▶ **Task directions**
Extract all lines containing "icon".

▶ **Listed records**
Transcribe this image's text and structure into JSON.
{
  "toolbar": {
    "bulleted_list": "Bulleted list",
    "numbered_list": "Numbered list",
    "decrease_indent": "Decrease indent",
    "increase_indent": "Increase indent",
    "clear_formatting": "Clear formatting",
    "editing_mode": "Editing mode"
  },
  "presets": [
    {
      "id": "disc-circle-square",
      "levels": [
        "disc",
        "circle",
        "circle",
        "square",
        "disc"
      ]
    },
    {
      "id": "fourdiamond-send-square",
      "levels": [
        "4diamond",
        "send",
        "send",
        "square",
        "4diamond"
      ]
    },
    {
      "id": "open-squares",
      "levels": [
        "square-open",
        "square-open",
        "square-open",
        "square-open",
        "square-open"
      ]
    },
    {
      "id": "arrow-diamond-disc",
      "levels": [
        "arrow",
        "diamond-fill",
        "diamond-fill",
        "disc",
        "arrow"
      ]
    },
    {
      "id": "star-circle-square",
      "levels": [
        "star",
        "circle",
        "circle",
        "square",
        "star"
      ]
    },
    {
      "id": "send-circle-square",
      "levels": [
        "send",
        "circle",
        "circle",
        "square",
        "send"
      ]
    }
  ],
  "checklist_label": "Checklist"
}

==

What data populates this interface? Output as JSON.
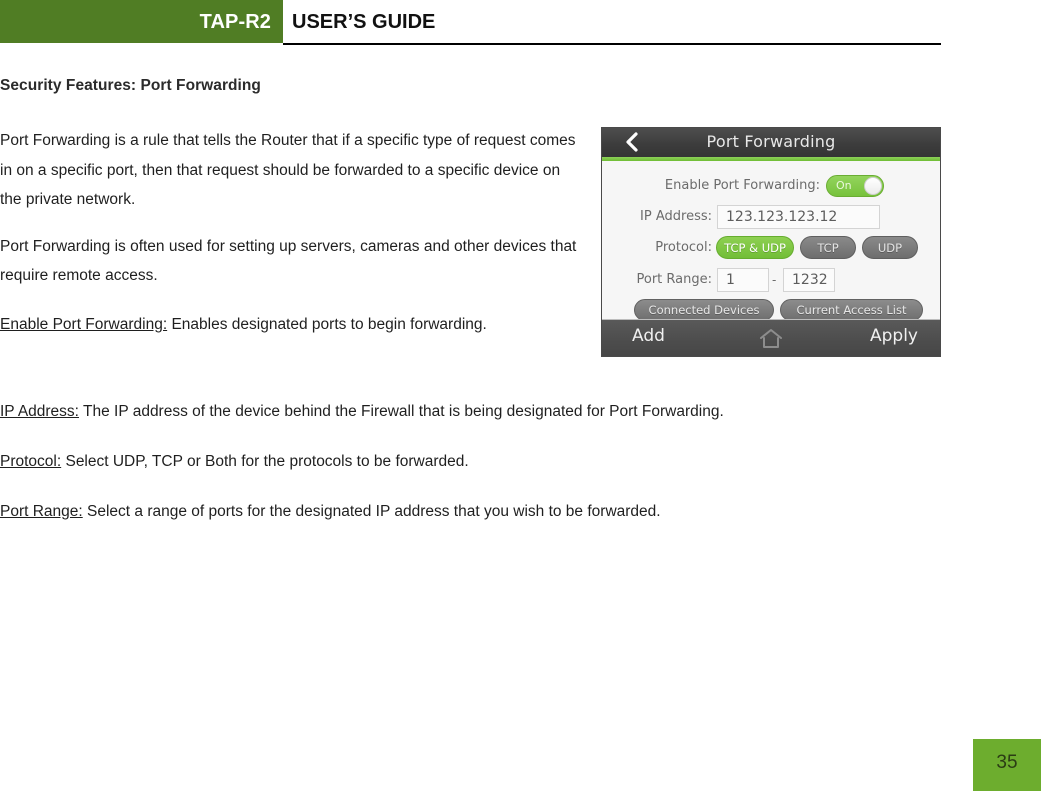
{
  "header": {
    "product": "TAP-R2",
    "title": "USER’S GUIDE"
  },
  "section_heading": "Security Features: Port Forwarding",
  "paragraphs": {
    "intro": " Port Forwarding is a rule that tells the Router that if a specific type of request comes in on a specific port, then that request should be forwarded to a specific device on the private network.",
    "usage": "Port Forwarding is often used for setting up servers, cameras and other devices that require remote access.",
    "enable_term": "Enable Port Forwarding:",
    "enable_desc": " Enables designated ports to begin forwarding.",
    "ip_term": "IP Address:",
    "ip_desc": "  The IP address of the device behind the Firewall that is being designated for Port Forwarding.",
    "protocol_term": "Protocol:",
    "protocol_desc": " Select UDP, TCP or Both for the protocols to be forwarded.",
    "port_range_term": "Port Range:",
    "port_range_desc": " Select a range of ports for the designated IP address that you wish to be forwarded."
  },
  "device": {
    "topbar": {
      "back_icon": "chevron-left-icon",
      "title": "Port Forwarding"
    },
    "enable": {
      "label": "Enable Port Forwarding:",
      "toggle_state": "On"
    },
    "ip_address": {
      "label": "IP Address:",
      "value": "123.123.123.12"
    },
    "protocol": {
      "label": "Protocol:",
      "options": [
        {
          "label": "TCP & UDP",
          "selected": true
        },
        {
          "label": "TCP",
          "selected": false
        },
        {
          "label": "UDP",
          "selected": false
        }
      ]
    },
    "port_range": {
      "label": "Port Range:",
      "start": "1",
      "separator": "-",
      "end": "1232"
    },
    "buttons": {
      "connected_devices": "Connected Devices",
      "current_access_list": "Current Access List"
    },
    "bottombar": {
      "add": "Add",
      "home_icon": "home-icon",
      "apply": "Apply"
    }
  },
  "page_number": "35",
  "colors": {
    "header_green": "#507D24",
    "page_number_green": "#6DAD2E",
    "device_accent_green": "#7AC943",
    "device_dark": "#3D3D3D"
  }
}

▶ **The result**
      "back_icon": "chevron-left-icon",
      "home_icon": "home-icon",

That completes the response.